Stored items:
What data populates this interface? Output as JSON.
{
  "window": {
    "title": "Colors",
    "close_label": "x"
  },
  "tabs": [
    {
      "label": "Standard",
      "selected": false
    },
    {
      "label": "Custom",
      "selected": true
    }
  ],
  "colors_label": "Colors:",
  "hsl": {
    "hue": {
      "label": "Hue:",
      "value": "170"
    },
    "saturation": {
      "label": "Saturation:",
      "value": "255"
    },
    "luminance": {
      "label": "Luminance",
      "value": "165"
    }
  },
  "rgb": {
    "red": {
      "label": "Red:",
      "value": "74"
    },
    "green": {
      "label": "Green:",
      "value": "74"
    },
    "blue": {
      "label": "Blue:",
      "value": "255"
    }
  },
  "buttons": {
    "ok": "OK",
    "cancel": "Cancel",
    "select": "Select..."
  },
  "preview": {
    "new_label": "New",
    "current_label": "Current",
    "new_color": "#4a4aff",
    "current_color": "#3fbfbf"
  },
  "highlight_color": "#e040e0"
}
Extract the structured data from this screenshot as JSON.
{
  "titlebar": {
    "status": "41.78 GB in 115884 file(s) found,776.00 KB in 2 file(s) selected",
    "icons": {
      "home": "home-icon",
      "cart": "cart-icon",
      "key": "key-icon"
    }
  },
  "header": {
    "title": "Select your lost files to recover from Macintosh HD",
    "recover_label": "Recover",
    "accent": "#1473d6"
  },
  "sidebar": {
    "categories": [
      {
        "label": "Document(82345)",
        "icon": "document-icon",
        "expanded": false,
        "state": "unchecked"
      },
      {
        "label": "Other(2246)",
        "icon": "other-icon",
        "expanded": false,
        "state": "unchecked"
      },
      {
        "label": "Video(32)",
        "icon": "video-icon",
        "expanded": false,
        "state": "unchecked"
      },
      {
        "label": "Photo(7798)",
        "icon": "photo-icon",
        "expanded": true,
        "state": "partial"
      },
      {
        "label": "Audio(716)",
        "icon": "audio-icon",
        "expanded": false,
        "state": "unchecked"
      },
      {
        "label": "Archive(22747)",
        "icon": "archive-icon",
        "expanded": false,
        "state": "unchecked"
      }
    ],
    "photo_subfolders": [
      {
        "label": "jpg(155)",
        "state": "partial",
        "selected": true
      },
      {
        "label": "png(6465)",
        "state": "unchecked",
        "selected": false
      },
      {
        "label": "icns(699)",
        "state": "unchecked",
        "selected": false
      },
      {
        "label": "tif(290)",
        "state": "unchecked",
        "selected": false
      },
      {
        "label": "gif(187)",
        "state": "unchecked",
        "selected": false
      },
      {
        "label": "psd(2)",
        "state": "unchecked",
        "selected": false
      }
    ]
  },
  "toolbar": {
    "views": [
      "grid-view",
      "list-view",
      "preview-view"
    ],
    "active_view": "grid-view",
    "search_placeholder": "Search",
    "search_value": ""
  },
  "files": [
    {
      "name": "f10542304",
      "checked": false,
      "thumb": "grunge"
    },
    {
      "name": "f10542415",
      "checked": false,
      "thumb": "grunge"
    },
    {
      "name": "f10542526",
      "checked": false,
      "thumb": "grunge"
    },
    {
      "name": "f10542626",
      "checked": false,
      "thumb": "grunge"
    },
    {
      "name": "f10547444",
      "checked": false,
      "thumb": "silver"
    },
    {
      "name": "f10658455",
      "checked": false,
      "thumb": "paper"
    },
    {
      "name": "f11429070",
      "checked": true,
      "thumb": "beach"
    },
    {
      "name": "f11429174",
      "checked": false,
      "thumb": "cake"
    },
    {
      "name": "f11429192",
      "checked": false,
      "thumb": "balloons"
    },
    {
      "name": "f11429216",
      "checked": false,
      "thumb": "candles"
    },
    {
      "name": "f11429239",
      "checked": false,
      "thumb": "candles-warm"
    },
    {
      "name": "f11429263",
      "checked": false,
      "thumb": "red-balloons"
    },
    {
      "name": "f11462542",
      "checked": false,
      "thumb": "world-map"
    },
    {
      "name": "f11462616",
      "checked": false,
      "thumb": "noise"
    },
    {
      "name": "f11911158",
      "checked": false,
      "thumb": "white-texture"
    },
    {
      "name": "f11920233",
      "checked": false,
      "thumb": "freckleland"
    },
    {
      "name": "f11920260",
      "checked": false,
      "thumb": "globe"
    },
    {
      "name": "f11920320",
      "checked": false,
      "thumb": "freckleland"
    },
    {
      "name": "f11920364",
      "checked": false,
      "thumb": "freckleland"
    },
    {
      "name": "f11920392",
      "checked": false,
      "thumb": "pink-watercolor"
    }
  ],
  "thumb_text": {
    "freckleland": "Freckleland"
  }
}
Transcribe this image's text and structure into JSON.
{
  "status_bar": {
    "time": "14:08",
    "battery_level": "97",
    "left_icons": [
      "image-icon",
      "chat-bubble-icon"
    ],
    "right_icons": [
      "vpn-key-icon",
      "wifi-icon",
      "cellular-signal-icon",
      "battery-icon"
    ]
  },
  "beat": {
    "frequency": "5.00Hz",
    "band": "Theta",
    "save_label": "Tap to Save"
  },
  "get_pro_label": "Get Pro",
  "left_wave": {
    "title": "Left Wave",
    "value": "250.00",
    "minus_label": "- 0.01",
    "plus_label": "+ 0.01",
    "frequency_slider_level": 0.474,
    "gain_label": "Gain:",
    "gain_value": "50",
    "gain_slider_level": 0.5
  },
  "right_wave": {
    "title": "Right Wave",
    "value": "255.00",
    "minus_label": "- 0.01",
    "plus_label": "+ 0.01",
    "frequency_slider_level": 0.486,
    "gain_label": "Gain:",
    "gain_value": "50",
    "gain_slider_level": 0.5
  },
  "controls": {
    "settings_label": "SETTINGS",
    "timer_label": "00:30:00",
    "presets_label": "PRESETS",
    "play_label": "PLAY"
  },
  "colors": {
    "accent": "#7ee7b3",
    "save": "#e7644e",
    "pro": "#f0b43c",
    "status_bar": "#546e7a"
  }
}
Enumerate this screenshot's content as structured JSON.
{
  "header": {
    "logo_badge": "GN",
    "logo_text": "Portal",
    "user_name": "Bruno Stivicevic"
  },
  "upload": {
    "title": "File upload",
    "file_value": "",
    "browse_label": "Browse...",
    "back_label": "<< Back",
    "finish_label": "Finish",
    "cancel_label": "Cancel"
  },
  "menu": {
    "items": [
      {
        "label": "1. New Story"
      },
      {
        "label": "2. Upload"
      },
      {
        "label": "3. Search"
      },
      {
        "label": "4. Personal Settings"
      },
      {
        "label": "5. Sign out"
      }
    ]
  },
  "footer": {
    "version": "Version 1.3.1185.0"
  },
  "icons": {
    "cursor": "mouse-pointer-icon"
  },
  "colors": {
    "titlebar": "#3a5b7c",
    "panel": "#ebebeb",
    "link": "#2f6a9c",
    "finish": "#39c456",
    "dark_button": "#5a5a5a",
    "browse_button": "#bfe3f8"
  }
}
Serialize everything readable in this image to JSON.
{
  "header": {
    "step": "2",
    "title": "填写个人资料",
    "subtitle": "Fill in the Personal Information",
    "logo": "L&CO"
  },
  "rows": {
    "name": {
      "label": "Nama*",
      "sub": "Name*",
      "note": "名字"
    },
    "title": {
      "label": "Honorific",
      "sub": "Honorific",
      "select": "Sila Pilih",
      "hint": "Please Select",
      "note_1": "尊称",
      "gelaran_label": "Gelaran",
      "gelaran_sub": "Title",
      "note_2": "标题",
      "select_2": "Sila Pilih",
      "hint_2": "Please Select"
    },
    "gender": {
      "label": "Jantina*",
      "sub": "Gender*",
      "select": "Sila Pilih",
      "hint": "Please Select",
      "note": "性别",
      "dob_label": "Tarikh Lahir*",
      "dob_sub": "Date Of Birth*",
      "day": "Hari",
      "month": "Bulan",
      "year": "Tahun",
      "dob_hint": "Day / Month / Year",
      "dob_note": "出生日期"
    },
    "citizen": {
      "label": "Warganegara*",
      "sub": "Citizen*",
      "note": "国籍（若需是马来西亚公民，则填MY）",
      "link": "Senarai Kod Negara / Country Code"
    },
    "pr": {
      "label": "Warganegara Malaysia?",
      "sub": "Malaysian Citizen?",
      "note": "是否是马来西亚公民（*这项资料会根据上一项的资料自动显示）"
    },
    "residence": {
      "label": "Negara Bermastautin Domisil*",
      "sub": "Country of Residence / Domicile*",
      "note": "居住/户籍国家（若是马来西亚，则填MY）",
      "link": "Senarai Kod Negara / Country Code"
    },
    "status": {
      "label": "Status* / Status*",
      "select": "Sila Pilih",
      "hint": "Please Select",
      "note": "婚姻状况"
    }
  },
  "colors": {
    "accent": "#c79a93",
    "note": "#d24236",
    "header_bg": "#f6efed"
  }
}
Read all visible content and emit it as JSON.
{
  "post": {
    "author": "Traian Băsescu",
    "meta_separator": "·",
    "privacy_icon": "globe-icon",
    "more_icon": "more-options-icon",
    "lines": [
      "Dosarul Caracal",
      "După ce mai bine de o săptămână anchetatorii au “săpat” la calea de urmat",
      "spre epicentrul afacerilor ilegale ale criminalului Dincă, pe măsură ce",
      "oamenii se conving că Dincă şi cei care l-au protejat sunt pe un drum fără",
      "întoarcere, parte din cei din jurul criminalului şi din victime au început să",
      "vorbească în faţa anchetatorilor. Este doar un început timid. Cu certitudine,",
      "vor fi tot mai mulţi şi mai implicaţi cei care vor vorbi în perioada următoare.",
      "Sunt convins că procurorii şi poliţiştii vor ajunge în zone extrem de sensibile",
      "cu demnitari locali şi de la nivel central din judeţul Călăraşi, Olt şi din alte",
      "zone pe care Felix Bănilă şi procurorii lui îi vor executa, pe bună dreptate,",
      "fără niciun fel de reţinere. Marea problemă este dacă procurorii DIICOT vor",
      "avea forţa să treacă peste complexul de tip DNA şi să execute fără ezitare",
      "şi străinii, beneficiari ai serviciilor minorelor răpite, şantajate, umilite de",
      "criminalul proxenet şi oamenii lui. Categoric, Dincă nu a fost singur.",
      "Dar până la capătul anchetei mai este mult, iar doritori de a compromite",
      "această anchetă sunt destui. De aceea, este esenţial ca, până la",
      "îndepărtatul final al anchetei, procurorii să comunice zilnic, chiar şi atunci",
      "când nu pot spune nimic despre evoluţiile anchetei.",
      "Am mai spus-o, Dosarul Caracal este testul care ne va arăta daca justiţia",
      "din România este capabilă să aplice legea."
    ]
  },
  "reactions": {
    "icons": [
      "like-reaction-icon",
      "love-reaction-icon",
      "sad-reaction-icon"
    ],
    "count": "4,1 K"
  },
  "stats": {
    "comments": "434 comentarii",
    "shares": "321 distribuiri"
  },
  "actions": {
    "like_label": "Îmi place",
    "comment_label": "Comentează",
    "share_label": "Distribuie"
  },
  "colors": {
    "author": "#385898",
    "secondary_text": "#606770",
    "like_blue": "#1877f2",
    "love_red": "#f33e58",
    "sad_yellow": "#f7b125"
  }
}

_EXERCISE DETAILS_. List all lines above in which the string "则填MY" appears.

_ANSWER FOR THE TASK_.
      "note": "国籍（若需是马来西亚公民，则填MY）",
      "note": "居住/户籍国家（若是马来西亚，则填MY）",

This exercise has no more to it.